+++ Information provided

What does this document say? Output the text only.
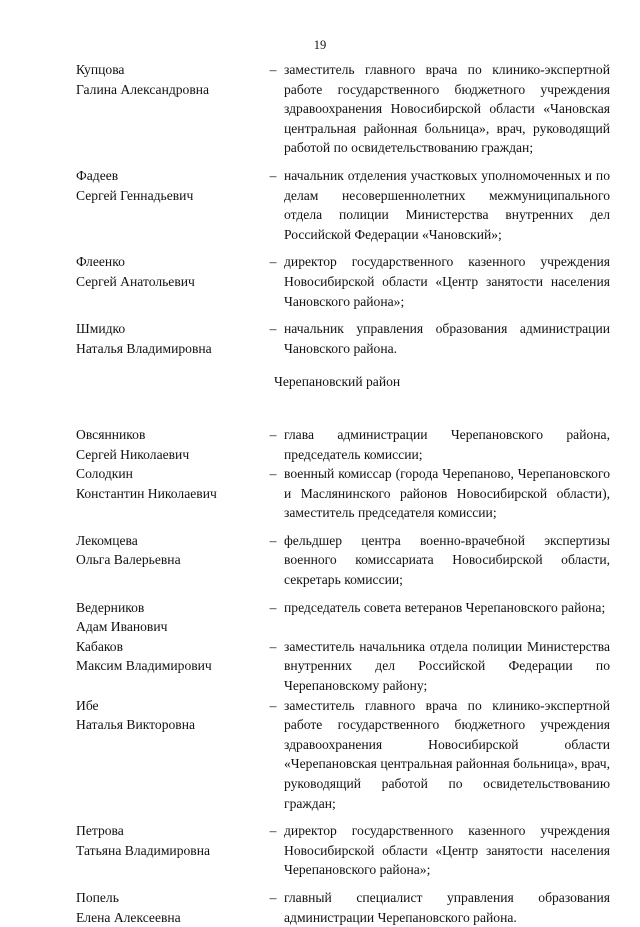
19
Купцова
Галина Александровна
– заместитель главного врача по клинико-экспертной работе государственного бюджетного учреждения здравоохранения Новосибирской области «Чановская центральная районная больница», врач, руководящий работой по освидетельствованию граждан;
Фадеев
Сергей Геннадьевич
– начальник отделения участковых уполномоченных и по делам несовершеннолетних межмуниципального отдела полиции Министерства внутренних дел Российской Федерации «Чановский»;
Флеенко
Сергей Анатольевич
– директор государственного казенного учреждения Новосибирской области «Центр занятости населения Чановского района»;
Шмидко
Наталья Владимировна
– начальник управления образования администрации Чановского района.
Черепановский район
Овсянников
Сергей Николаевич
– глава администрации Черепановского района, председатель комиссии;
Солодкин
Константин Николаевич
– военный комиссар (города Черепаново, Черепановского и Маслянинского районов Новосибирской области), заместитель председателя комиссии;
Лекомцева
Ольга Валерьевна
– фельдшер центра военно-врачебной экспертизы военного комиссариата Новосибирской области, секретарь комиссии;
Ведерников
Адам Иванович
– председатель совета ветеранов Черепановского района;
Кабаков
Максим Владимирович
– заместитель начальника отдела полиции Министерства внутренних дел Российской Федерации по Черепановскому району;
Ибе
Наталья Викторовна
– заместитель главного врача по клинико-экспертной работе государственного бюджетного учреждения здравоохранения Новосибирской области «Черепановская центральная районная больница», врач, руководящий работой по освидетельствованию граждан;
Петрова
Татьяна Владимировна
– директор государственного казенного учреждения Новосибирской области «Центр занятости населения Черепановского района»;
Попель
Елена Алексеевна
– главный специалист управления образования администрации Черепановского района.
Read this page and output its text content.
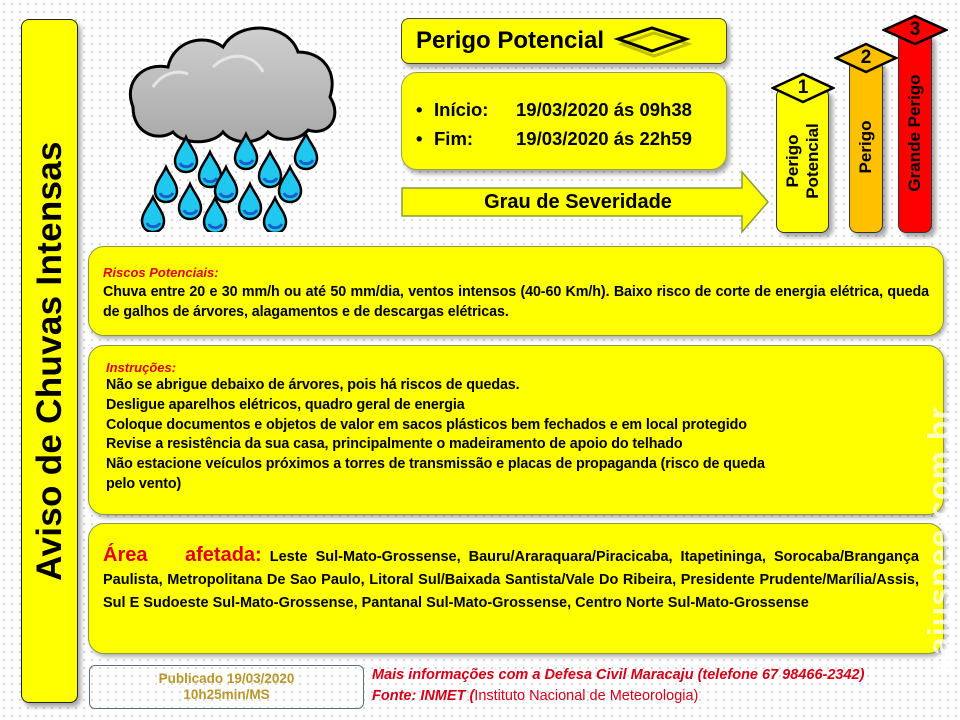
Aviso de Chuvas Intensas
Perigo Potencial
• Início:	19/03/2020 ás 09h38
• Fim:	19/03/2020 ás 22h59
Grau de Severidade
Perigo
Potencial
1
Perigo
2
Grande Perigo
3
Riscos Potenciais:
Chuva entre 20 e 30 mm/h ou até 50 mm/dia, ventos intensos (40-60 Km/h). Baixo risco de corte de energia elétrica, queda de galhos de árvores, alagamentos e de descargas elétricas.
Instruções:
Não se abrigue debaixo de árvores, pois há riscos de quedas.
Desligue aparelhos elétricos, quadro geral de energia
Coloque documentos e objetos de valor em sacos plásticos bem fechados e em local protegido
Revise a resistência da sua casa, principalmente o madeiramento de apoio do telhado
Não estacione veículos próximos a torres de transmissão e placas de propaganda (risco de queda
pelo vento)
Área afetada: Leste Sul-Mato-Grossense, Bauru/Araraquara/Piracicaba, Itapetininga, Sorocaba/Brangança Paulista, Metropolitana De Sao Paulo, Litoral Sul/Baixada Santista/Vale Do Ribeira, Presidente Prudente/Marília/Assis, Sul E Sudoeste Sul-Mato-Grossense, Pantanal Sul-Mato-Grossense, Centro Norte Sul-Mato-Grossense	caiuspee.com.br
Publicado 19/03/2020
10h25min/MS
Mais informações com a Defesa Civil Maracaju (telefone 67 98466-2342)
Fonte: INMET (Instituto Nacional de Meteorologia)
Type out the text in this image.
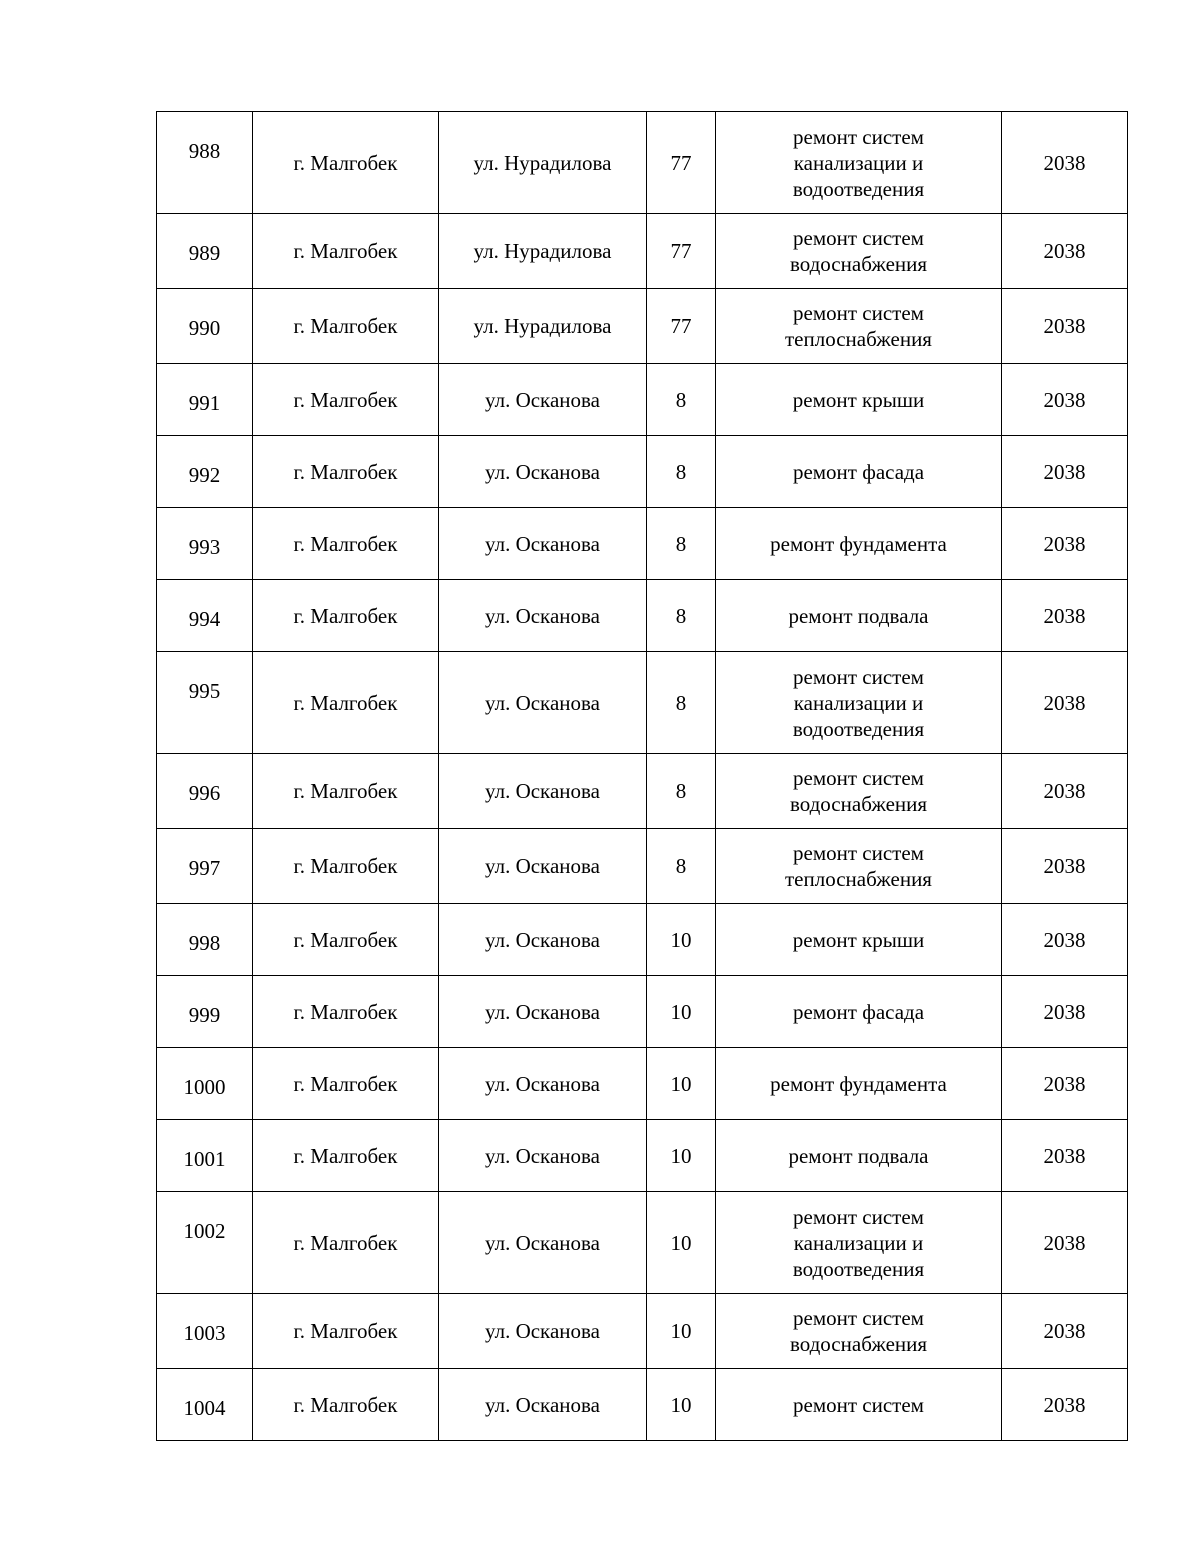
988	г. Малгобек	ул. Нурадилова	77	ремонт систем
канализации и
водоотведения	2038
989	г. Малгобек	ул. Нурадилова	77	ремонт систем
водоснабжения	2038
990	г. Малгобек	ул. Нурадилова	77	ремонт систем
теплоснабжения	2038
991	г. Малгобек	ул. Осканова	8	ремонт крыши	2038
992	г. Малгобек	ул. Осканова	8	ремонт фасада	2038
993	г. Малгобек	ул. Осканова	8	ремонт фундамента	2038
994	г. Малгобек	ул. Осканова	8	ремонт подвала	2038
995	г. Малгобек	ул. Осканова	8	ремонт систем
канализации и
водоотведения	2038
996	г. Малгобек	ул. Осканова	8	ремонт систем
водоснабжения	2038
997	г. Малгобек	ул. Осканова	8	ремонт систем
теплоснабжения	2038
998	г. Малгобек	ул. Осканова	10	ремонт крыши	2038
999	г. Малгобек	ул. Осканова	10	ремонт фасада	2038
1000	г. Малгобек	ул. Осканова	10	ремонт фундамента	2038
1001	г. Малгобек	ул. Осканова	10	ремонт подвала	2038
1002	г. Малгобек	ул. Осканова	10	ремонт систем
канализации и
водоотведения	2038
1003	г. Малгобек	ул. Осканова	10	ремонт систем
водоснабжения	2038
1004	г. Малгобек	ул. Осканова	10	ремонт систем	2038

++++++

*Exercise instructions*:
How many lines in the data contain the string "Министерства"? Respond with the number only.

*Answer to this task*:
2